## WORK TO COMPLETE
Return the listing below unchanged, minus its pictures.

>> BEGIN DATASET CONTENT

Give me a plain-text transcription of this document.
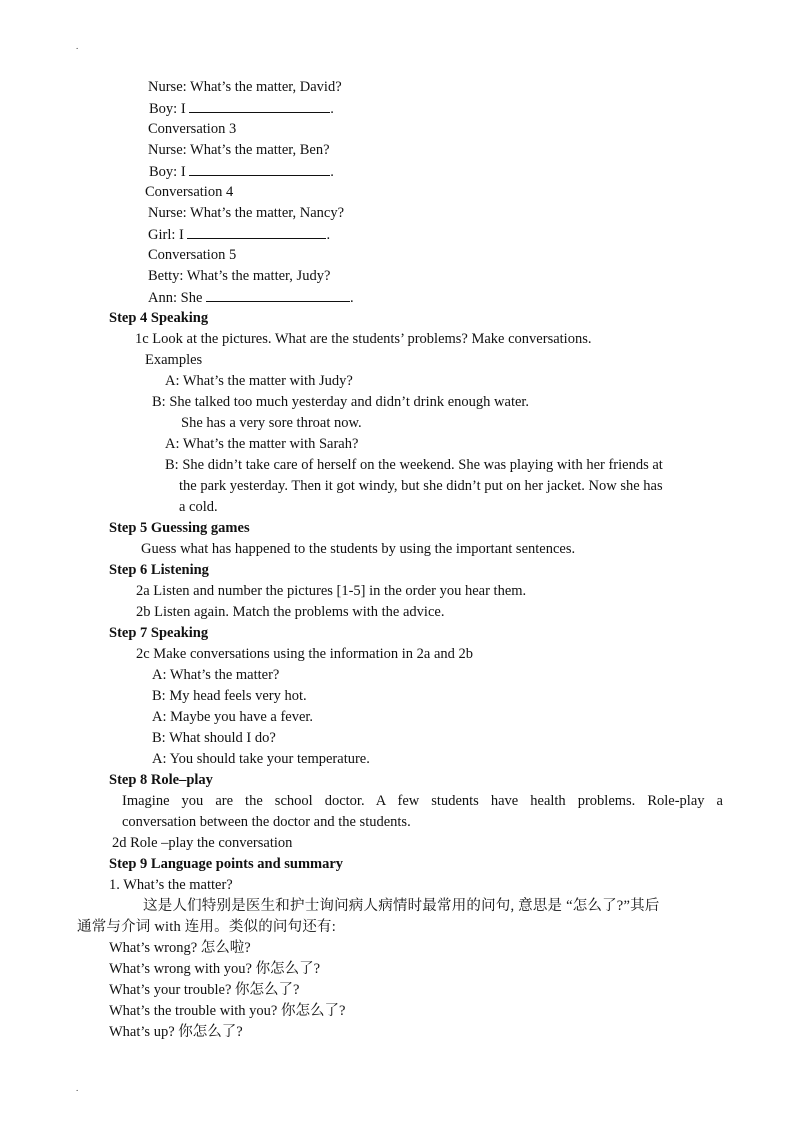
.
Nurse: What’s the matter, David?
Boy: I	.
Conversation 3
Nurse: What’s the matter, Ben?
Boy: I	.
Conversation 4
Nurse: What’s the matter, Nancy?
Girl: I	.
Conversation 5
Betty: What’s the matter, Judy?
Ann: She	.
Step 4 Speaking
1c Look at the pictures. What are the students’ problems? Make conversations.
Examples
A: What’s the matter with Judy?
B: She talked too much yesterday and didn’t drink enough water.
She has a very sore throat now.
A: What’s the matter with Sarah?
B: She didn’t take care of herself on the weekend. She was playing with her friends at
the park yesterday. Then it got windy, but she didn’t put on her jacket. Now she has
a cold.
Step 5 Guessing games
Guess what has happened to the students by using the important sentences.
Step 6 Listening
2a Listen and number the pictures [1-5] in the order you hear them.
2b Listen again. Match the problems with the advice.
Step 7 Speaking
2c Make conversations using the information in 2a and 2b
A: What’s the matter?
B: My head feels very hot.
A: Maybe you have a fever.
B: What should I do?
A: You should take your temperature.
Step 8 Role–play
Imagine you are the school doctor. A few students have health problems. Role-play a
conversation between the doctor and the students.
2d Role –play the conversation
Step 9 Language points and summary
1. What’s the matter?
这是人们特别是医生和护士询问病人病情时最常用的问句, 意思是 “怎么了?”其后
通常与介词 with 连用。类似的问句还有:
What’s wrong? 怎么啦?
What’s wrong with you? 你怎么了?
What’s your trouble? 你怎么了?
What’s the trouble with you? 你怎么了?
What’s up? 你怎么了?
.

>> END DATASET CONTENT

## RESPONSE TO THE EXERCISE
Give me a plain-text transcription of this document.
.
Nurse: What’s the matter, David?
Boy: I	.
Conversation 3
Nurse: What’s the matter, Ben?
Boy: I	.
Conversation 4
Nurse: What’s the matter, Nancy?
Girl: I	.
Conversation 5
Betty: What’s the matter, Judy?
Ann: She	.
Step 4 Speaking
1c Look at the pictures. What are the students’ problems? Make conversations.
Examples
A: What’s the matter with Judy?
B: She talked too much yesterday and didn’t drink enough water.
She has a very sore throat now.
A: What’s the matter with Sarah?
B: She didn’t take care of herself on the weekend. She was playing with her friends at
the park yesterday. Then it got windy, but she didn’t put on her jacket. Now she has
a cold.
Step 5 Guessing games
Guess what has happened to the students by using the important sentences.
Step 6 Listening
2a Listen and number the pictures [1-5] in the order you hear them.
2b Listen again. Match the problems with the advice.
Step 7 Speaking
2c Make conversations using the information in 2a and 2b
A: What’s the matter?
B: My head feels very hot.
A: Maybe you have a fever.
B: What should I do?
A: You should take your temperature.
Step 8 Role–play
Imagine you are the school doctor. A few students have health problems. Role-play a
conversation between the doctor and the students.
2d Role –play the conversation
Step 9 Language points and summary
1. What’s the matter?
这是人们特别是医生和护士询问病人病情时最常用的问句, 意思是 “怎么了?”其后
通常与介词 with 连用。类似的问句还有:
What’s wrong? 怎么啦?
What’s wrong with you? 你怎么了?
What’s your trouble? 你怎么了?
What’s the trouble with you? 你怎么了?
What’s up? 你怎么了?
.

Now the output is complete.